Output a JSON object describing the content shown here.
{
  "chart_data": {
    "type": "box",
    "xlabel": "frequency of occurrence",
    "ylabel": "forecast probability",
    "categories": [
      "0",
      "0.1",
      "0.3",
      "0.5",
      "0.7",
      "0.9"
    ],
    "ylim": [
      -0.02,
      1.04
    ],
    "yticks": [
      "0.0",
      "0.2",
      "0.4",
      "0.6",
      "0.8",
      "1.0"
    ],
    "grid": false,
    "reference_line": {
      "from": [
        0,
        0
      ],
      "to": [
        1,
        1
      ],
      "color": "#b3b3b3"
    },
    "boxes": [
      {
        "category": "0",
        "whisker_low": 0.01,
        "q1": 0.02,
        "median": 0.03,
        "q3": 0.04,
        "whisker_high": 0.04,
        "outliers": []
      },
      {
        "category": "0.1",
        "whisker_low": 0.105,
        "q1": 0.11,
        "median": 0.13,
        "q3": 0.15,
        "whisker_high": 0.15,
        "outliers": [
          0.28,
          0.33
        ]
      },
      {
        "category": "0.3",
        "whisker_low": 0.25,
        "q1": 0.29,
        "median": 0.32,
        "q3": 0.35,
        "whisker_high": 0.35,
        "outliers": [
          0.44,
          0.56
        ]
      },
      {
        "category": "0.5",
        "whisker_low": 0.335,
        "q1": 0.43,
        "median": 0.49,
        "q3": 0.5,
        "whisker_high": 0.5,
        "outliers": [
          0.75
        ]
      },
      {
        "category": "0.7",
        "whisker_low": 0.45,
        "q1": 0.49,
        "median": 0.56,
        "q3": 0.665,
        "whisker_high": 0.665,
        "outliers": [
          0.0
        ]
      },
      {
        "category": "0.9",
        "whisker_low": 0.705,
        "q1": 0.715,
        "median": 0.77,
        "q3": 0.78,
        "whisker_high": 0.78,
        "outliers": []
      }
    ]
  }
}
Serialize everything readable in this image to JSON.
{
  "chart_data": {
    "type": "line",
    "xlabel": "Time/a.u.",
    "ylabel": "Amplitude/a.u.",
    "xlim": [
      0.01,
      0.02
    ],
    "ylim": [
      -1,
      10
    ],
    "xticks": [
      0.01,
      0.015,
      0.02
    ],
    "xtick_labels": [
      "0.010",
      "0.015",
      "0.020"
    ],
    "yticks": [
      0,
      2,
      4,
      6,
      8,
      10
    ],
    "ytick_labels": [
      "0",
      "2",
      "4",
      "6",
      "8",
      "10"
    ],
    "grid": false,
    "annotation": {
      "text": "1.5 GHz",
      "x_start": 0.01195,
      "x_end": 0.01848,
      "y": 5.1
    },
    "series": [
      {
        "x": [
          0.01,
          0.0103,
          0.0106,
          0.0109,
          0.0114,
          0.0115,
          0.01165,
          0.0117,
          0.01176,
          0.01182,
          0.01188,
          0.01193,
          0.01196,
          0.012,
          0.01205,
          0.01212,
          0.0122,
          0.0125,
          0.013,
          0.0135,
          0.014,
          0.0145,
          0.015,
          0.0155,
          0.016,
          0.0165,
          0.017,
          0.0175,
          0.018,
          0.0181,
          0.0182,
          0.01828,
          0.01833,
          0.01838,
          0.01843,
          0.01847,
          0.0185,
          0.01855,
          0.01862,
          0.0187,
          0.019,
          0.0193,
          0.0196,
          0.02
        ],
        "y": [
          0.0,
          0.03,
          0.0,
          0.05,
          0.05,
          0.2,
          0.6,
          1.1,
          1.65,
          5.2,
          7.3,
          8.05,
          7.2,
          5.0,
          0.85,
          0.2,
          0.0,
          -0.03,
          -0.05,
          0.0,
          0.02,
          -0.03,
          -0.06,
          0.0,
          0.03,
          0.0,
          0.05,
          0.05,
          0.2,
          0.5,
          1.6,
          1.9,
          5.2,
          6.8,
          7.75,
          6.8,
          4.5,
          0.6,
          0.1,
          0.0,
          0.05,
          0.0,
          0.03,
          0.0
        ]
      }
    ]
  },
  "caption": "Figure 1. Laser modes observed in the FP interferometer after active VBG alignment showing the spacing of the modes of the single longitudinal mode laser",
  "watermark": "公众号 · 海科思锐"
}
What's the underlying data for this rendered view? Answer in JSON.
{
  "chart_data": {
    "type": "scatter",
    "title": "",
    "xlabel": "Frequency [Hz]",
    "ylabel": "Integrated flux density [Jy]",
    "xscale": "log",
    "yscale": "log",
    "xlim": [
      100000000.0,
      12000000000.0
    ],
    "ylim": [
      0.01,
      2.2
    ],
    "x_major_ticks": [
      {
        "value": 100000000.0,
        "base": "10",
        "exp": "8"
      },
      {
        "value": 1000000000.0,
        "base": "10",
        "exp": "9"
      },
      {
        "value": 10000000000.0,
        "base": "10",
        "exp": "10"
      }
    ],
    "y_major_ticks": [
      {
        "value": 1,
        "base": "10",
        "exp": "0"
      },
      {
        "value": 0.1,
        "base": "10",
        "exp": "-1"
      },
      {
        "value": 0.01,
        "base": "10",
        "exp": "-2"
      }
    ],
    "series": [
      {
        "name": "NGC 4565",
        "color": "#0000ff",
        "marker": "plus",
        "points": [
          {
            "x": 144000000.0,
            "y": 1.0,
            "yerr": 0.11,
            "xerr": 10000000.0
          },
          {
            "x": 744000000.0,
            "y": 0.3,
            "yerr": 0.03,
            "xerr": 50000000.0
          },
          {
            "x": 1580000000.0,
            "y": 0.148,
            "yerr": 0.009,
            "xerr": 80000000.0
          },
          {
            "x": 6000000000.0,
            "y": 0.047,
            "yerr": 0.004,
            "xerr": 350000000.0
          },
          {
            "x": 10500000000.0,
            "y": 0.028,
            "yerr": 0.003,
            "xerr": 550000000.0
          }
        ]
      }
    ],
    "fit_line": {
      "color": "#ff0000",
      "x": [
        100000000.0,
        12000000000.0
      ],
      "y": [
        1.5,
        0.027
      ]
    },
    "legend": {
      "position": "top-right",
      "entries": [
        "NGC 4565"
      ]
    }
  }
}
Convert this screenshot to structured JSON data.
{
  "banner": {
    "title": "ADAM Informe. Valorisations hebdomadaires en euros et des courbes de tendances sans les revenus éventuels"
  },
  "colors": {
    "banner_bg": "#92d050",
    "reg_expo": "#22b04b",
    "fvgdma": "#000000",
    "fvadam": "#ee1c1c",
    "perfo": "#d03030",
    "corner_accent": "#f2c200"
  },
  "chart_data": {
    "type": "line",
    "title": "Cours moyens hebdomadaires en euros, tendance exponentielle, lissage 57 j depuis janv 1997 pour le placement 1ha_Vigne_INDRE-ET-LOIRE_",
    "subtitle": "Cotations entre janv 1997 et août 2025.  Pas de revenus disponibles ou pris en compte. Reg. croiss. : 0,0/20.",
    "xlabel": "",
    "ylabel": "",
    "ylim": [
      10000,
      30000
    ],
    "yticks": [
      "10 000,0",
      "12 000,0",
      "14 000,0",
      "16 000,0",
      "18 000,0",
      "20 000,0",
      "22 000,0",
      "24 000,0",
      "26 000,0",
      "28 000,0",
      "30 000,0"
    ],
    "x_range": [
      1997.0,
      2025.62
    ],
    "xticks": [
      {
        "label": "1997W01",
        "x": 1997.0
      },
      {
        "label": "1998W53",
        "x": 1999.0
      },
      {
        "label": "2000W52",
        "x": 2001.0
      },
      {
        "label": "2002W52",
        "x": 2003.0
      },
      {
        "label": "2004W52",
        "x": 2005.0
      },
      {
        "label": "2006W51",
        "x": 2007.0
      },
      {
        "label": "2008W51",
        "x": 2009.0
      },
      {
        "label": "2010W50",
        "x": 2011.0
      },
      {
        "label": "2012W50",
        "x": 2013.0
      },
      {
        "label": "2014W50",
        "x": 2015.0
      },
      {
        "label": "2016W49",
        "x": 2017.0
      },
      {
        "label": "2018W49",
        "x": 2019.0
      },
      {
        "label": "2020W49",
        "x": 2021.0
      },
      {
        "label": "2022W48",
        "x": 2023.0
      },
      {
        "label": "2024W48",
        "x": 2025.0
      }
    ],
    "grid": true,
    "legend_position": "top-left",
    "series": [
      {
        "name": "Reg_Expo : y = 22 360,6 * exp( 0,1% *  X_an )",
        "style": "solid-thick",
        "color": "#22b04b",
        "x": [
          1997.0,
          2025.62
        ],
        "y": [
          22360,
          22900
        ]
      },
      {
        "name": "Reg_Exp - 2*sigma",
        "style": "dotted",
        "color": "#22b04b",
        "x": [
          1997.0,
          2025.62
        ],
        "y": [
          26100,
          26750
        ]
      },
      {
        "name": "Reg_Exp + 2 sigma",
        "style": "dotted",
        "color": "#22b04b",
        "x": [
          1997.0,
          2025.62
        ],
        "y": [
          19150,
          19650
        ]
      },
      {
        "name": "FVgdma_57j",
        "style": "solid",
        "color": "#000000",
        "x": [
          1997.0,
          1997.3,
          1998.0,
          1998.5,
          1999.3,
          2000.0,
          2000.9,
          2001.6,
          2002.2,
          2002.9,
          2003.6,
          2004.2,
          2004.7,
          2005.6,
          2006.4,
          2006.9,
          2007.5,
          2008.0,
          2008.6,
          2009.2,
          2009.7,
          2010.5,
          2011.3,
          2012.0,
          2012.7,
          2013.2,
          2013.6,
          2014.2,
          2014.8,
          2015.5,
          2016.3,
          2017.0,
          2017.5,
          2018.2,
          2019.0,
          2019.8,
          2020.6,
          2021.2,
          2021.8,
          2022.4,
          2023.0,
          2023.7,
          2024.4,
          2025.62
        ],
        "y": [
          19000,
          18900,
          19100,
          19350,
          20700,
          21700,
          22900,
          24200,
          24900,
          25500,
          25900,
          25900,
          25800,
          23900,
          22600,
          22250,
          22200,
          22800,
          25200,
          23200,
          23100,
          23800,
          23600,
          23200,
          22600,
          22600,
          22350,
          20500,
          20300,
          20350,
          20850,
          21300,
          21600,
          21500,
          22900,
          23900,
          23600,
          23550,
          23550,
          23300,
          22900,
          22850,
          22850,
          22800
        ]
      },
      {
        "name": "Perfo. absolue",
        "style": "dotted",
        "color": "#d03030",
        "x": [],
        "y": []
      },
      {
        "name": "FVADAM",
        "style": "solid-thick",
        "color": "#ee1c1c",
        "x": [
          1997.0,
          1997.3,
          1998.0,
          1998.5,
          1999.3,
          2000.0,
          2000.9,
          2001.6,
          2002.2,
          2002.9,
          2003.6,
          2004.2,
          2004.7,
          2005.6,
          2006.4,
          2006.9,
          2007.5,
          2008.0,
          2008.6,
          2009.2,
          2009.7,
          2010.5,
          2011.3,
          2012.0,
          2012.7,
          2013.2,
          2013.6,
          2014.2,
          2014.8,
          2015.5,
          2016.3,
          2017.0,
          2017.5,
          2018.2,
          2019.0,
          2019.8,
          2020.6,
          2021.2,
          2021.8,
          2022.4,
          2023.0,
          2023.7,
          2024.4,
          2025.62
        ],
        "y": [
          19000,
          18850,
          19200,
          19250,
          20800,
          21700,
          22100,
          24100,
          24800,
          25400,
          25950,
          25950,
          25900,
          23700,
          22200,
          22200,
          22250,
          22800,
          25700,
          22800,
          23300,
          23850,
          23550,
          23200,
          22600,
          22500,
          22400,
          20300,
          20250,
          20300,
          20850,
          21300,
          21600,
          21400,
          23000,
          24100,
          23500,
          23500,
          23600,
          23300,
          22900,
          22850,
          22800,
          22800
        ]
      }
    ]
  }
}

### The task
Gather from the data above every line with the string "janv".

### Complete response
    "title": "Cours moyens hebdomadaires en euros, tendance exponentielle, lissage 57 j depuis janv 1997 pour le placement 1ha_Vigne_INDRE-ET-LOIRE_",
    "subtitle": "Cotations entre janv 1997 et août 2025.  Pas de revenus disponibles ou pris en compte. Reg. croiss. : 0,0/20.",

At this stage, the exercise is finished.